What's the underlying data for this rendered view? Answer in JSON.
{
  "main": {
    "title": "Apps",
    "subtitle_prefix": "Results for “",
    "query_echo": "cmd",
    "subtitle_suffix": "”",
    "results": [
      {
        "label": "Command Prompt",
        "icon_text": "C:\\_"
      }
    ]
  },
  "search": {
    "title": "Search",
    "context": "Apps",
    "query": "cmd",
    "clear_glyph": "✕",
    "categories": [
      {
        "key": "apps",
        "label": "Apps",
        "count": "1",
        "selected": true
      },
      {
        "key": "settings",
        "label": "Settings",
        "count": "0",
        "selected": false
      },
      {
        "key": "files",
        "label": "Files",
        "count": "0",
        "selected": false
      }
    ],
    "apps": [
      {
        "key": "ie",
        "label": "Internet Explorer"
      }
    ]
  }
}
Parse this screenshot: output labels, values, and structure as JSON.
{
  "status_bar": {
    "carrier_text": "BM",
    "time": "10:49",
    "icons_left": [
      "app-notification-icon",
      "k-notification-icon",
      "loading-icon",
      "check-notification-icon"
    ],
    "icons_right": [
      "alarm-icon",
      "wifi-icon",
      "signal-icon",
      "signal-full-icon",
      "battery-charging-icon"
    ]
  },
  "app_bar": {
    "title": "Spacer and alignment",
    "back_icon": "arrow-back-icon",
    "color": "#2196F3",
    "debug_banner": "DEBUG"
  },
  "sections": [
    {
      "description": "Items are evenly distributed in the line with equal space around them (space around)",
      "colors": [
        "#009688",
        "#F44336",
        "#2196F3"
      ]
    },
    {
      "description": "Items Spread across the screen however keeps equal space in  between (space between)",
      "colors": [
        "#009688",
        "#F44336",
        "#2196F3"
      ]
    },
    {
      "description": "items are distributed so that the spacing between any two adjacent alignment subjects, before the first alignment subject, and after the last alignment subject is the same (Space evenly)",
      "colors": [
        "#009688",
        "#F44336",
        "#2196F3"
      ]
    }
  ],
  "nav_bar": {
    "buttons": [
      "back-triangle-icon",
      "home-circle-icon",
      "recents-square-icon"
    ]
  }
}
____________________
### DIRECTIONS
State, as a number only, how many lines in the entries include "notification".

### EXERCISE ANSWER
3